> Records to use:

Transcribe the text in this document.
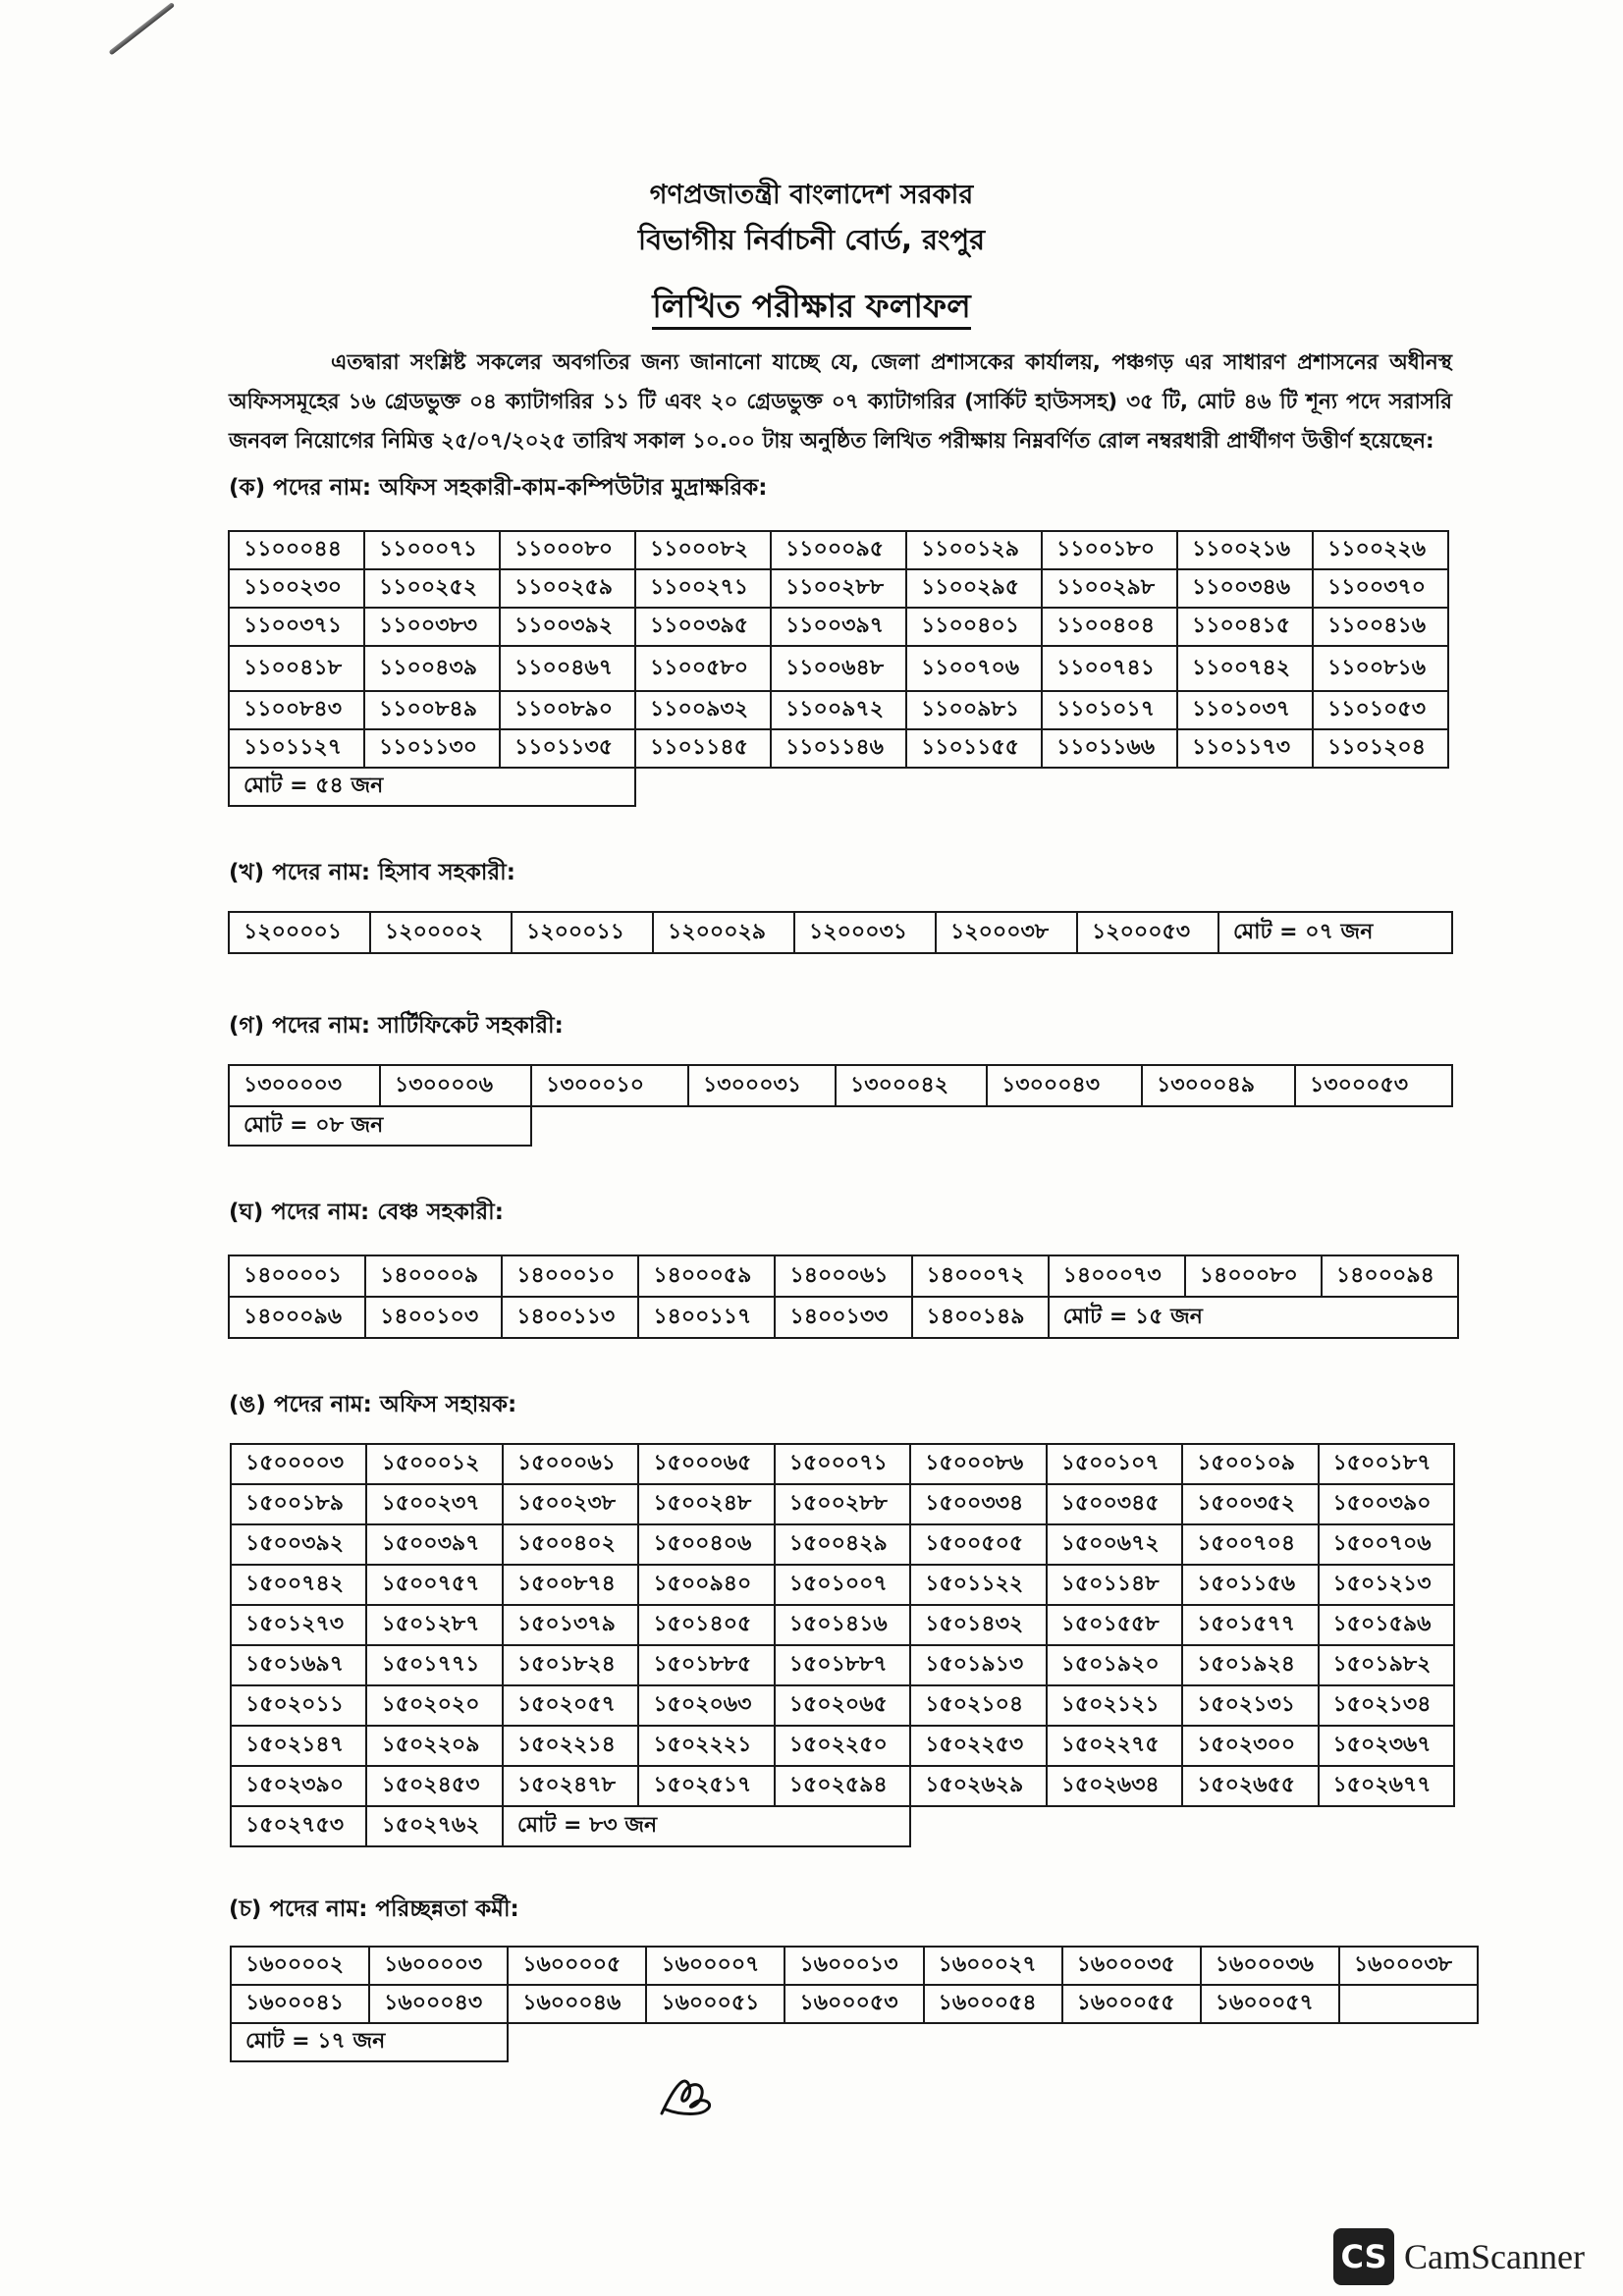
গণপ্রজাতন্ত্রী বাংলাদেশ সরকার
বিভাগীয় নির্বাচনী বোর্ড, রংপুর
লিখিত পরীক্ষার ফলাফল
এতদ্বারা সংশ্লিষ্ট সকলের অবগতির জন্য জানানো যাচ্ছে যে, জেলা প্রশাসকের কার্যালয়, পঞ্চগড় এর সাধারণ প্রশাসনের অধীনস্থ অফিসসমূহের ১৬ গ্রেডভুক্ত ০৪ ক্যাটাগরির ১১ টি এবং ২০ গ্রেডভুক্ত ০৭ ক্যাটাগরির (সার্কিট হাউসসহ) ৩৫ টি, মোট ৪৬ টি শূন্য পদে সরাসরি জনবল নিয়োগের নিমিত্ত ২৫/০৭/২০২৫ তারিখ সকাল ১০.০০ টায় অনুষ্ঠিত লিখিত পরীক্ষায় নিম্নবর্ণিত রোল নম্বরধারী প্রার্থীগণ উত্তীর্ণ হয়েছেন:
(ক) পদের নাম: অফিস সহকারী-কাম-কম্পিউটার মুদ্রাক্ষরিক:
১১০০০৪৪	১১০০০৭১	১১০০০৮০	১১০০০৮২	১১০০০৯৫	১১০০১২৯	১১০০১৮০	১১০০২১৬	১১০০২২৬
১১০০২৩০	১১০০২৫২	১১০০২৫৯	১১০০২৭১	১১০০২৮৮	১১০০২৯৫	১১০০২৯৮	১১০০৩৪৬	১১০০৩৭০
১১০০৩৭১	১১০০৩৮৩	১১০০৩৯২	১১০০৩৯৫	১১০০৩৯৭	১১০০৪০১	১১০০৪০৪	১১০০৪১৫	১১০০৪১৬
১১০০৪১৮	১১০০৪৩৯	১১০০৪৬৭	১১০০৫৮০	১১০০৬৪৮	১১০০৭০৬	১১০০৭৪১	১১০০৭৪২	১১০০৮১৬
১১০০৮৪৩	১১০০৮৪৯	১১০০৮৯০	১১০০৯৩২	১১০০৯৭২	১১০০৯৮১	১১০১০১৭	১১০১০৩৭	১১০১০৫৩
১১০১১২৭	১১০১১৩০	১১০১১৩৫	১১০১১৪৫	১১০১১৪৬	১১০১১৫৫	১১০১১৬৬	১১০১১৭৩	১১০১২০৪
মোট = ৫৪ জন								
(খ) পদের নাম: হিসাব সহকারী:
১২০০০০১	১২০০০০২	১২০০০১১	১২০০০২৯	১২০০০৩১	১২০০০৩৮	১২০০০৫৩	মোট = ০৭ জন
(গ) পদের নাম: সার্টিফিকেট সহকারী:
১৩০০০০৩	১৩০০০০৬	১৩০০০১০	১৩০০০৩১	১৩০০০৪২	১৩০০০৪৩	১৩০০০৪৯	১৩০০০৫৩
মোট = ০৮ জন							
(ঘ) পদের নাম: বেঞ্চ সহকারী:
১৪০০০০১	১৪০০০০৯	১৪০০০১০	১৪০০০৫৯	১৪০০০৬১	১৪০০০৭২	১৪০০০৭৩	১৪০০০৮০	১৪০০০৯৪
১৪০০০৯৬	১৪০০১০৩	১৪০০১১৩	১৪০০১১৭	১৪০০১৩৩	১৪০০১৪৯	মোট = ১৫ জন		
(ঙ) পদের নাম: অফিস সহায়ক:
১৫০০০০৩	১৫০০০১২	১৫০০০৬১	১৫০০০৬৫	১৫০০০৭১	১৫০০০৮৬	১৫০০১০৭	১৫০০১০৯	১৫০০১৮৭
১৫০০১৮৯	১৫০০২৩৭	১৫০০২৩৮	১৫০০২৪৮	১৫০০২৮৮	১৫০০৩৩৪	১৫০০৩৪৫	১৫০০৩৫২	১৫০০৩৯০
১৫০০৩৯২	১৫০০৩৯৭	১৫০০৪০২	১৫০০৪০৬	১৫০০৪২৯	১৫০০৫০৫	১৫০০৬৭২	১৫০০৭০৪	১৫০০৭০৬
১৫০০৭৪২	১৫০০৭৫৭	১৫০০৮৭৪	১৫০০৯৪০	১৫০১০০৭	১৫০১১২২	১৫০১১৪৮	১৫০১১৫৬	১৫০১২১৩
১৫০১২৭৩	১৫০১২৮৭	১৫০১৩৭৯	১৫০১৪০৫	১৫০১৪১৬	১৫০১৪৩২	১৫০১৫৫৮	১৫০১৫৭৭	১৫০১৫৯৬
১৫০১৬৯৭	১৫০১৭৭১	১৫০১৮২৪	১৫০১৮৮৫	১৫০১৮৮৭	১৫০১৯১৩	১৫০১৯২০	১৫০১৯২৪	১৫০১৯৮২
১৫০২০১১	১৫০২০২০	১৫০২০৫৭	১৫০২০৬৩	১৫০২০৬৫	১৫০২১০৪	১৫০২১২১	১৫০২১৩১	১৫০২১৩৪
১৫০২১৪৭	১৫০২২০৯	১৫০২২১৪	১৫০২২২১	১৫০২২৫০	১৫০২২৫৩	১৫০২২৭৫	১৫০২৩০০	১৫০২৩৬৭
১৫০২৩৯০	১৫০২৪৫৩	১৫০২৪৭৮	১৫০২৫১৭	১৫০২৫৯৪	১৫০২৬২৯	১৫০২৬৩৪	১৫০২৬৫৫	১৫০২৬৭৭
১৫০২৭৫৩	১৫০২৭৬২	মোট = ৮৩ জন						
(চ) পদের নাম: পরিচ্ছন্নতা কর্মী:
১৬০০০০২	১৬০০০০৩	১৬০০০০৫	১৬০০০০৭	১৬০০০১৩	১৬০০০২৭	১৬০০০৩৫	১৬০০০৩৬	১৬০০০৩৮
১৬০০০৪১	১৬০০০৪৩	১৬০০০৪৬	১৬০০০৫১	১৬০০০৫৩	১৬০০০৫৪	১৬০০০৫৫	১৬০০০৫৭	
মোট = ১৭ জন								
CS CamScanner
---
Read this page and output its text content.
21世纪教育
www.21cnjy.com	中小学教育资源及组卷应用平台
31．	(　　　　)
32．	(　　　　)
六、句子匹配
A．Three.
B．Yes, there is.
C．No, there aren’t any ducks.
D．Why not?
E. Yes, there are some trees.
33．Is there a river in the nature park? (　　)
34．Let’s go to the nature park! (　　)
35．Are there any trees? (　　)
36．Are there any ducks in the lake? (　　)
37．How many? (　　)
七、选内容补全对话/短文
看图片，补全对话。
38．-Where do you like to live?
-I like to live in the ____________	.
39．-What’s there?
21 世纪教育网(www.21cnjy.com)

> What is expected: Lines holding the word "trees" should be counted across the entries; state only how many there are.

> Solution for this task: 2